◆ **What the task requires**
Give every line from the entries that contains "title".
-- START Given entries --
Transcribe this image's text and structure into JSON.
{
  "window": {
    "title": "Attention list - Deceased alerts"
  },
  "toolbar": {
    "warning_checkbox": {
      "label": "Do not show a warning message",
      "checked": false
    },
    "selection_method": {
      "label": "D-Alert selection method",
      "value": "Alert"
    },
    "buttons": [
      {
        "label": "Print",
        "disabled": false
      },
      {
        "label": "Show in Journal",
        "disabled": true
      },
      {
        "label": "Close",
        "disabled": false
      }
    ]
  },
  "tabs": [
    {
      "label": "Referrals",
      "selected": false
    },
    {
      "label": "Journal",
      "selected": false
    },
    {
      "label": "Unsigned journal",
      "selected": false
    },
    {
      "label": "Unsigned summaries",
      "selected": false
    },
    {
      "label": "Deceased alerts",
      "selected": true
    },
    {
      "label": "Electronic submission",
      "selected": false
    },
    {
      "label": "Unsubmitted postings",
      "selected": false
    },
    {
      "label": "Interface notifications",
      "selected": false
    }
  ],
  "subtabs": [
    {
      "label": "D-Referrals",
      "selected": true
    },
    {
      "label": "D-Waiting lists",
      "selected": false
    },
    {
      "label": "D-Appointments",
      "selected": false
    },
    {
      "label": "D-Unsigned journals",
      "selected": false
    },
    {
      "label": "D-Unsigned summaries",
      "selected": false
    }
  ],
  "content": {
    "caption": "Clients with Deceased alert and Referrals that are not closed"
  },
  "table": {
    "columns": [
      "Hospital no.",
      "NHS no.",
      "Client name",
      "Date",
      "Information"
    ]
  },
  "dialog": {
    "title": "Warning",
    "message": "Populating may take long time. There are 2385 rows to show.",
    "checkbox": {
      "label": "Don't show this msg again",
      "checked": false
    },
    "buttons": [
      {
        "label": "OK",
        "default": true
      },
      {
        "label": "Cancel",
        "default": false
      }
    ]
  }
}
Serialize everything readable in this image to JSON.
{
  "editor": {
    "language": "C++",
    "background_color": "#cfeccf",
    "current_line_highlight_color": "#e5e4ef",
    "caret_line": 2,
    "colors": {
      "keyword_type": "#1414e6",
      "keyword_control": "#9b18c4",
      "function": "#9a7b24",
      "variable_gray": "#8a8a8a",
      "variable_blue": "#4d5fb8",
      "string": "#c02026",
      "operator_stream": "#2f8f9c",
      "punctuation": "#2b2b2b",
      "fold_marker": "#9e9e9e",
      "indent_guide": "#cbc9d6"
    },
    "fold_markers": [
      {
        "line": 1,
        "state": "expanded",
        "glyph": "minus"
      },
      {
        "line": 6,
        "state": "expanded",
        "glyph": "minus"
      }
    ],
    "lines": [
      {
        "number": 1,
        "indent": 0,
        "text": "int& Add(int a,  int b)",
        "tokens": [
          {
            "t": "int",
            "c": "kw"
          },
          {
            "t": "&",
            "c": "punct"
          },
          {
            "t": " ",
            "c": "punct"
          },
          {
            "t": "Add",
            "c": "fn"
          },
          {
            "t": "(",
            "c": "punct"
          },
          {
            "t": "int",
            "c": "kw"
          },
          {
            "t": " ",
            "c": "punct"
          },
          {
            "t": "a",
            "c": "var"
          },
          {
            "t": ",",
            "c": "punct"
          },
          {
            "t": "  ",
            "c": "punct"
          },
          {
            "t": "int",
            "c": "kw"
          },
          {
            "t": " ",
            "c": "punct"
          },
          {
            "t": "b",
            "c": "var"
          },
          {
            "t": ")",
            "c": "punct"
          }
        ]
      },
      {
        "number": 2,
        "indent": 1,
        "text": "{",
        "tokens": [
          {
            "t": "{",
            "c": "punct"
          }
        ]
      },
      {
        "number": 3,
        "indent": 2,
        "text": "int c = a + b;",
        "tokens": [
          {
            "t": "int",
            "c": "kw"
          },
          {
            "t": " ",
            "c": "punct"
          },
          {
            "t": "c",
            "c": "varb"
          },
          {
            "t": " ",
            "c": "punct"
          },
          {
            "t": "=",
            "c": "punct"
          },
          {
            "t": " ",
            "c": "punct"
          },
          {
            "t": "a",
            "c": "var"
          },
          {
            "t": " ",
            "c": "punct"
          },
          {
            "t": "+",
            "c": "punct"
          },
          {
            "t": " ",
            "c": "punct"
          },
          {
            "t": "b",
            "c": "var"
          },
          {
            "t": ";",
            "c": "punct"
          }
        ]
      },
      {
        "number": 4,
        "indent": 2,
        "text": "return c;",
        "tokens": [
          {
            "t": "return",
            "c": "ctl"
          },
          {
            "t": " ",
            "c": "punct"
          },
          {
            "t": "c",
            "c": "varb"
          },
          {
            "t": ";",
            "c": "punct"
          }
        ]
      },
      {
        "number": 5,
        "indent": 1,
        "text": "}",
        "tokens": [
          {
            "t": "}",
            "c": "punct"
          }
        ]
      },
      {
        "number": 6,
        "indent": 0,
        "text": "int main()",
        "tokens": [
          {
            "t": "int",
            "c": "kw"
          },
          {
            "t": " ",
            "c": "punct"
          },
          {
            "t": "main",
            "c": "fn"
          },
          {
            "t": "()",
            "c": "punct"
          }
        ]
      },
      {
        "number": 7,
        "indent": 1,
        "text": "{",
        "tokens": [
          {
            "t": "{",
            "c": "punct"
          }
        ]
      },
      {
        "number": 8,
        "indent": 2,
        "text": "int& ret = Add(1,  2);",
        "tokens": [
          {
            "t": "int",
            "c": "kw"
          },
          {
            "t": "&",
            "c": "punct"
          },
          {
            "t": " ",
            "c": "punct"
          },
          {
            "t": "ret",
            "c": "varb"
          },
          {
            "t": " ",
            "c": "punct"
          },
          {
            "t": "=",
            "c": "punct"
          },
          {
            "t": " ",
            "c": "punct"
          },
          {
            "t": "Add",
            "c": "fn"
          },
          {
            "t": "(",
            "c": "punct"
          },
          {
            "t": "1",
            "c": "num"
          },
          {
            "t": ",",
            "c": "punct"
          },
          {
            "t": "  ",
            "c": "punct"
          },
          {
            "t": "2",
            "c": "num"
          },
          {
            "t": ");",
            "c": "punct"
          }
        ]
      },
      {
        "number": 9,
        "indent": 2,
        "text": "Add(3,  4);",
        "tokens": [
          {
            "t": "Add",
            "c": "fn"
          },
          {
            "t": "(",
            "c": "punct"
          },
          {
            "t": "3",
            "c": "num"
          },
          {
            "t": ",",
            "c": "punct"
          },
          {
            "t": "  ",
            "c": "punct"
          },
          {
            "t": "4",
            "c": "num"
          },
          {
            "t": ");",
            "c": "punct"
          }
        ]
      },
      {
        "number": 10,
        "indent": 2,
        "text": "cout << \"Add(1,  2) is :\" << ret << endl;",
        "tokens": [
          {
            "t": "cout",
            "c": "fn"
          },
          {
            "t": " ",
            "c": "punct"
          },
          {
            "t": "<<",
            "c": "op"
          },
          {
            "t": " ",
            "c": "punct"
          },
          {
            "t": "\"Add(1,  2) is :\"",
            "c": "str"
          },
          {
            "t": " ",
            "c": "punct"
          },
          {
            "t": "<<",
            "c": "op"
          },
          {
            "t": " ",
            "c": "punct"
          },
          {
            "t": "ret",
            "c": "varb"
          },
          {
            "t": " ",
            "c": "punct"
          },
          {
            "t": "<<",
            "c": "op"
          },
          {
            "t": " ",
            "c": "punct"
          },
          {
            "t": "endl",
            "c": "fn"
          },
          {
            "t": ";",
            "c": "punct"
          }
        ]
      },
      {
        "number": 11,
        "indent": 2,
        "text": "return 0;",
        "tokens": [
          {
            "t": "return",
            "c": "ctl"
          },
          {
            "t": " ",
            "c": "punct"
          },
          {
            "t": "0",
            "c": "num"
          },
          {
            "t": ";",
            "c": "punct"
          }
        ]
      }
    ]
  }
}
-- END Given entries --
◆ **Result for this task**
    "title": "Attention list - Deceased alerts"
    "title": "Warning",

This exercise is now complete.